Write out the whole listing again, exactly as given.

### EXERCISE INPUT

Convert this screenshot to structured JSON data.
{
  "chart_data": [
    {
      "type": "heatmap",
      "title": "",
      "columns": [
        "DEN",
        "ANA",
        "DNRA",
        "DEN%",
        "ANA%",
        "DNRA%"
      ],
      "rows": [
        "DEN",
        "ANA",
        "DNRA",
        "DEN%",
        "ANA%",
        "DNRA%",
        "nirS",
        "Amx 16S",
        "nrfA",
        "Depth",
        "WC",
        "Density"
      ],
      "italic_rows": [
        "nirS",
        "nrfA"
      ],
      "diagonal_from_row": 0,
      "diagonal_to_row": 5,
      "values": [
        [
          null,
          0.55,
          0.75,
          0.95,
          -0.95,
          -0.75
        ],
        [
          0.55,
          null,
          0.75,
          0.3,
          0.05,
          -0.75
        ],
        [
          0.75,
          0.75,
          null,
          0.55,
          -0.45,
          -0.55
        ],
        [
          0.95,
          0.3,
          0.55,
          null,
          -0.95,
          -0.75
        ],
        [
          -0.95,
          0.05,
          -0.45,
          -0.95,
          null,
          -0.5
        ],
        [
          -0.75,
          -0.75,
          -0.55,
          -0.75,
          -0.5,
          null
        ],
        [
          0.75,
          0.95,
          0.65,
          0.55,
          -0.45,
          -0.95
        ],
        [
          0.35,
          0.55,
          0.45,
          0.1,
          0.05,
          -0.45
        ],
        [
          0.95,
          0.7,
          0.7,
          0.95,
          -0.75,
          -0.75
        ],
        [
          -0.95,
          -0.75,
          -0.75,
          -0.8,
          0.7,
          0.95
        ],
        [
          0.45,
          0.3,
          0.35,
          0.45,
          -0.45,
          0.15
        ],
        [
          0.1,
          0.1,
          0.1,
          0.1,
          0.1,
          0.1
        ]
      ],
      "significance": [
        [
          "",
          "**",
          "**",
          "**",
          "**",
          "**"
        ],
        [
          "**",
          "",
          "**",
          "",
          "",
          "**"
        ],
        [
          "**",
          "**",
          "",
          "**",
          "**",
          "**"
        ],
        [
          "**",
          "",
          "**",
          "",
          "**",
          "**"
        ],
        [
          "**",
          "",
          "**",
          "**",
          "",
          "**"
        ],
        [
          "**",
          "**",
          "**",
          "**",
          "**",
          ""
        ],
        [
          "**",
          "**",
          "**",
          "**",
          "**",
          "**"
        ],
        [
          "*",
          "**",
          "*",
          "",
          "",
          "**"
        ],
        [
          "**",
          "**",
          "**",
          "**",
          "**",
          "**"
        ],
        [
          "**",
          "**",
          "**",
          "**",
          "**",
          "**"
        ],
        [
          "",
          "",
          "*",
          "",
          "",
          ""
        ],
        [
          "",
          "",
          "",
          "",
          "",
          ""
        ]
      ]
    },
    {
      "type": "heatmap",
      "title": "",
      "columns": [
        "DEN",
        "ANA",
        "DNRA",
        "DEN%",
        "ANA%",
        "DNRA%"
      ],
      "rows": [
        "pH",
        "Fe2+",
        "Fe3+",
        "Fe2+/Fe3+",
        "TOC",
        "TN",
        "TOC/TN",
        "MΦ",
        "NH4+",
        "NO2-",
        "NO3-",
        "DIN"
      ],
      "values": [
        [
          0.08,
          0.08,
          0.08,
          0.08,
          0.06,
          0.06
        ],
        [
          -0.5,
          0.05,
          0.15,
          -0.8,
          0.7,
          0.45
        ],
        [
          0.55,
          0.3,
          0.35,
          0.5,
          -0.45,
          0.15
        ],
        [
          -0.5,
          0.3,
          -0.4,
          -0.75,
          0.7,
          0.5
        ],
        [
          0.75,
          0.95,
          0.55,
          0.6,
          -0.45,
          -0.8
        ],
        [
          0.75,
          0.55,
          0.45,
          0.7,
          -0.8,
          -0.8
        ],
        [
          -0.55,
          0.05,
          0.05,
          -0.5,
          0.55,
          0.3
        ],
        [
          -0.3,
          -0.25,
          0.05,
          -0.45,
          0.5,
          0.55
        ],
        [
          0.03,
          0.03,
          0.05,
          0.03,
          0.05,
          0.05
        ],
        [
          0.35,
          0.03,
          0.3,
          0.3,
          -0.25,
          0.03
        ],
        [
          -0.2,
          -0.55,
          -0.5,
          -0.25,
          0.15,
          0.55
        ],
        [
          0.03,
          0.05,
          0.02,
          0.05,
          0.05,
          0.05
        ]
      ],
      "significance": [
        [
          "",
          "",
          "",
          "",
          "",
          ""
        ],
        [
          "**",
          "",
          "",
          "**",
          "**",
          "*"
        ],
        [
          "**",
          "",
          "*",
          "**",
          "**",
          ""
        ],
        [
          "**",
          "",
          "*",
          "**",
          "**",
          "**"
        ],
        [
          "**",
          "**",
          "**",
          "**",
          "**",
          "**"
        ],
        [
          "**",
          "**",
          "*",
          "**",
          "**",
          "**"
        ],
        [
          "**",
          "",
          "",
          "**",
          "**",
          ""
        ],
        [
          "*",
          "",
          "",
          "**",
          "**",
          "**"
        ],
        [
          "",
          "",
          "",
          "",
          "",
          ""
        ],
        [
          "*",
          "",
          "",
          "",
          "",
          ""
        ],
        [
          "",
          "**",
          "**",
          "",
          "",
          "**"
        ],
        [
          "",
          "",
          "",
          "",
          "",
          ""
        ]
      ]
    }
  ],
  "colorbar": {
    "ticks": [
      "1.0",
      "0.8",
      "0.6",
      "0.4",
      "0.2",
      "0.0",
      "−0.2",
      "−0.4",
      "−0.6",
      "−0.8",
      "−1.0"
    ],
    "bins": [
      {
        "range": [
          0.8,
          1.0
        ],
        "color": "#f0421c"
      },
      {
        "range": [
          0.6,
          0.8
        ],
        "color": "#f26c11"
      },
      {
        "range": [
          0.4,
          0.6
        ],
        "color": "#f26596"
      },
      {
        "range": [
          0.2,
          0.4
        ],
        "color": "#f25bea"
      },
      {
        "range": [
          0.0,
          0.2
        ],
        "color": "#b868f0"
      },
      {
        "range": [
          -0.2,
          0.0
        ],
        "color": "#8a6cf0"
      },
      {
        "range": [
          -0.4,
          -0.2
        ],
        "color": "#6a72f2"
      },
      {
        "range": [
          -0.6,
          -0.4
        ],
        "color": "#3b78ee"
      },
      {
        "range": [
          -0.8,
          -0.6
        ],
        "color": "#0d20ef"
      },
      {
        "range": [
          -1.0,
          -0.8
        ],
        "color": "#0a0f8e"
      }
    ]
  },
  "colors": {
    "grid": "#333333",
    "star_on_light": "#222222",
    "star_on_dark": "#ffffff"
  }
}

######

§ EXERCISE ANSWER
Convert this screenshot to structured JSON data.
{
  "chart_data": [
    {
      "type": "heatmap",
      "title": "",
      "columns": [
        "DEN",
        "ANA",
        "DNRA",
        "DEN%",
        "ANA%",
        "DNRA%"
      ],
      "rows": [
        "DEN",
        "ANA",
        "DNRA",
        "DEN%",
        "ANA%",
        "DNRA%",
        "nirS",
        "Amx 16S",
        "nrfA",
        "Depth",
        "WC",
        "Density"
      ],
      "italic_rows": [
        "nirS",
        "nrfA"
      ],
      "diagonal_from_row": 0,
      "diagonal_to_row": 5,
      "values": [
        [
          null,
          0.55,
          0.75,
          0.95,
          -0.95,
          -0.75
        ],
        [
          0.55,
          null,
          0.75,
          0.3,
          0.05,
          -0.75
        ],
        [
          0.75,
          0.75,
          null,
          0.55,
          -0.45,
          -0.55
        ],
        [
          0.95,
          0.3,
          0.55,
          null,
          -0.95,
          -0.75
        ],
        [
          -0.95,
          0.05,
          -0.45,
          -0.95,
          null,
          -0.5
        ],
        [
          -0.75,
          -0.75,
          -0.55,
          -0.75,
          -0.5,
          null
        ],
        [
          0.75,
          0.95,
          0.65,
          0.55,
          -0.45,
          -0.95
        ],
        [
          0.35,
          0.55,
          0.45,
          0.1,
          0.05,
          -0.45
        ],
        [
          0.95,
          0.7,
          0.7,
          0.95,
          -0.75,
          -0.75
        ],
        [
          -0.95,
          -0.75,
          -0.75,
          -0.8,
          0.7,
          0.95
        ],
        [
          0.45,
          0.3,
          0.35,
          0.45,
          -0.45,
          0.15
        ],
        [
          0.1,
          0.1,
          0.1,
          0.1,
          0.1,
          0.1
        ]
      ],
      "significance": [
        [
          "",
          "**",
          "**",
          "**",
          "**",
          "**"
        ],
        [
          "**",
          "",
          "**",
          "",
          "",
          "**"
        ],
        [
          "**",
          "**",
          "",
          "**",
          "**",
          "**"
        ],
        [
          "**",
          "",
          "**",
          "",
          "**",
          "**"
        ],
        [
          "**",
          "",
          "**",
          "**",
          "",
          "**"
        ],
        [
          "**",
          "**",
          "**",
          "**",
          "**",
          ""
        ],
        [
          "**",
          "**",
          "**",
          "**",
          "**",
          "**"
        ],
        [
          "*",
          "**",
          "*",
          "",
          "",
          "**"
        ],
        [
          "**",
          "**",
          "**",
          "**",
          "**",
          "**"
        ],
        [
          "**",
          "**",
          "**",
          "**",
          "**",
          "**"
        ],
        [
          "",
          "",
          "*",
          "",
          "",
          ""
        ],
        [
          "",
          "",
          "",
          "",
          "",
          ""
        ]
      ]
    },
    {
      "type": "heatmap",
      "title": "",
      "columns": [
        "DEN",
        "ANA",
        "DNRA",
        "DEN%",
        "ANA%",
        "DNRA%"
      ],
      "rows": [
        "pH",
        "Fe2+",
        "Fe3+",
        "Fe2+/Fe3+",
        "TOC",
        "TN",
        "TOC/TN",
        "MΦ",
        "NH4+",
        "NO2-",
        "NO3-",
        "DIN"
      ],
      "values": [
        [
          0.08,
          0.08,
          0.08,
          0.08,
          0.06,
          0.06
        ],
        [
          -0.5,
          0.05,
          0.15,
          -0.8,
          0.7,
          0.45
        ],
        [
          0.55,
          0.3,
          0.35,
          0.5,
          -0.45,
          0.15
        ],
        [
          -0.5,
          0.3,
          -0.4,
          -0.75,
          0.7,
          0.5
        ],
        [
          0.75,
          0.95,
          0.55,
          0.6,
          -0.45,
          -0.8
        ],
        [
          0.75,
          0.55,
          0.45,
          0.7,
          -0.8,
          -0.8
        ],
        [
          -0.55,
          0.05,
          0.05,
          -0.5,
          0.55,
          0.3
        ],
        [
          -0.3,
          -0.25,
          0.05,
          -0.45,
          0.5,
          0.55
        ],
        [
          0.03,
          0.03,
          0.05,
          0.03,
          0.05,
          0.05
        ],
        [
          0.35,
          0.03,
          0.3,
          0.3,
          -0.25,
          0.03
        ],
        [
          -0.2,
          -0.55,
          -0.5,
          -0.25,
          0.15,
          0.55
        ],
        [
          0.03,
          0.05,
          0.02,
          0.05,
          0.05,
          0.05
        ]
      ],
      "significance": [
        [
          "",
          "",
          "",
          "",
          "",
          ""
        ],
        [
          "**",
          "",
          "",
          "**",
          "**",
          "*"
        ],
        [
          "**",
          "",
          "*",
          "**",
          "**",
          ""
        ],
        [
          "**",
          "",
          "*",
          "**",
          "**",
          "**"
        ],
        [
          "**",
          "**",
          "**",
          "**",
          "**",
          "**"
        ],
        [
          "**",
          "**",
          "*",
          "**",
          "**",
          "**"
        ],
        [
          "**",
          "",
          "",
          "**",
          "**",
          ""
        ],
        [
          "*",
          "",
          "",
          "**",
          "**",
          "**"
        ],
        [
          "",
          "",
          "",
          "",
          "",
          ""
        ],
        [
          "*",
          "",
          "",
          "",
          "",
          ""
        ],
        [
          "",
          "**",
          "**",
          "",
          "",
          "**"
        ],
        [
          "",
          "",
          "",
          "",
          "",
          ""
        ]
      ]
    }
  ],
  "colorbar": {
    "ticks": [
      "1.0",
      "0.8",
      "0.6",
      "0.4",
      "0.2",
      "0.0",
      "−0.2",
      "−0.4",
      "−0.6",
      "−0.8",
      "−1.0"
    ],
    "bins": [
      {
        "range": [
          0.8,
          1.0
        ],
        "color": "#f0421c"
      },
      {
        "range": [
          0.6,
          0.8
        ],
        "color": "#f26c11"
      },
      {
        "range": [
          0.4,
          0.6
        ],
        "color": "#f26596"
      },
      {
        "range": [
          0.2,
          0.4
        ],
        "color": "#f25bea"
      },
      {
        "range": [
          0.0,
          0.2
        ],
        "color": "#b868f0"
      },
      {
        "range": [
          -0.2,
          0.0
        ],
        "color": "#8a6cf0"
      },
      {
        "range": [
          -0.4,
          -0.2
        ],
        "color": "#6a72f2"
      },
      {
        "range": [
          -0.6,
          -0.4
        ],
        "color": "#3b78ee"
      },
      {
        "range": [
          -0.8,
          -0.6
        ],
        "color": "#0d20ef"
      },
      {
        "range": [
          -1.0,
          -0.8
        ],
        "color": "#0a0f8e"
      }
    ]
  },
  "colors": {
    "grid": "#333333",
    "star_on_light": "#222222",
    "star_on_dark": "#ffffff"
  }
}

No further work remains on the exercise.